Dataset records
***

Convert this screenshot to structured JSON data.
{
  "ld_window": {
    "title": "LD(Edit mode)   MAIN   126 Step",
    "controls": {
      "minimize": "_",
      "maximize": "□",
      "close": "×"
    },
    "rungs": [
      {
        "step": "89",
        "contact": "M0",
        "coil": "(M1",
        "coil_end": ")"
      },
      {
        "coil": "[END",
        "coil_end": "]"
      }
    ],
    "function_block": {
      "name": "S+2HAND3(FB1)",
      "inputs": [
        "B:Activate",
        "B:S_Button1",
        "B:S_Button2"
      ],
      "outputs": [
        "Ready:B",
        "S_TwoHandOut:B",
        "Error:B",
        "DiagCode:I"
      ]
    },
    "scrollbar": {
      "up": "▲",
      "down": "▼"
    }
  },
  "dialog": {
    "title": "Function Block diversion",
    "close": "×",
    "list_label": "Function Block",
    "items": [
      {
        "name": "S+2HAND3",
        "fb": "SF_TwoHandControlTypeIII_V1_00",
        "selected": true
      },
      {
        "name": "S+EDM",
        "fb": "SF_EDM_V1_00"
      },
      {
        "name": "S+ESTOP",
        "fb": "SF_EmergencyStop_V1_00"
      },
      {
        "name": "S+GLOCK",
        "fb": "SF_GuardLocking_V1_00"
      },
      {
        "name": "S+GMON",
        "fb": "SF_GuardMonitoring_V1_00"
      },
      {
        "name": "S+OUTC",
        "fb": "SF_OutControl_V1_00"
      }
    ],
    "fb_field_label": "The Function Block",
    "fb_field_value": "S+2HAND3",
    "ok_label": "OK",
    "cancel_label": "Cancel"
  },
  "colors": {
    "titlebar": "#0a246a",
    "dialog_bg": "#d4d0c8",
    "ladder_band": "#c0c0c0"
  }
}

***

Exercise task -
Transcribe the whole listing with nothing added or left out.

Full answer -
Convert this screenshot to structured JSON data.
{
  "ld_window": {
    "title": "LD(Edit mode)   MAIN   126 Step",
    "controls": {
      "minimize": "_",
      "maximize": "□",
      "close": "×"
    },
    "rungs": [
      {
        "step": "89",
        "contact": "M0",
        "coil": "(M1",
        "coil_end": ")"
      },
      {
        "coil": "[END",
        "coil_end": "]"
      }
    ],
    "function_block": {
      "name": "S+2HAND3(FB1)",
      "inputs": [
        "B:Activate",
        "B:S_Button1",
        "B:S_Button2"
      ],
      "outputs": [
        "Ready:B",
        "S_TwoHandOut:B",
        "Error:B",
        "DiagCode:I"
      ]
    },
    "scrollbar": {
      "up": "▲",
      "down": "▼"
    }
  },
  "dialog": {
    "title": "Function Block diversion",
    "close": "×",
    "list_label": "Function Block",
    "items": [
      {
        "name": "S+2HAND3",
        "fb": "SF_TwoHandControlTypeIII_V1_00",
        "selected": true
      },
      {
        "name": "S+EDM",
        "fb": "SF_EDM_V1_00"
      },
      {
        "name": "S+ESTOP",
        "fb": "SF_EmergencyStop_V1_00"
      },
      {
        "name": "S+GLOCK",
        "fb": "SF_GuardLocking_V1_00"
      },
      {
        "name": "S+GMON",
        "fb": "SF_GuardMonitoring_V1_00"
      },
      {
        "name": "S+OUTC",
        "fb": "SF_OutControl_V1_00"
      }
    ],
    "fb_field_label": "The Function Block",
    "fb_field_value": "S+2HAND3",
    "ok_label": "OK",
    "cancel_label": "Cancel"
  },
  "colors": {
    "titlebar": "#0a246a",
    "dialog_bg": "#d4d0c8",
    "ladder_band": "#c0c0c0"
  }
}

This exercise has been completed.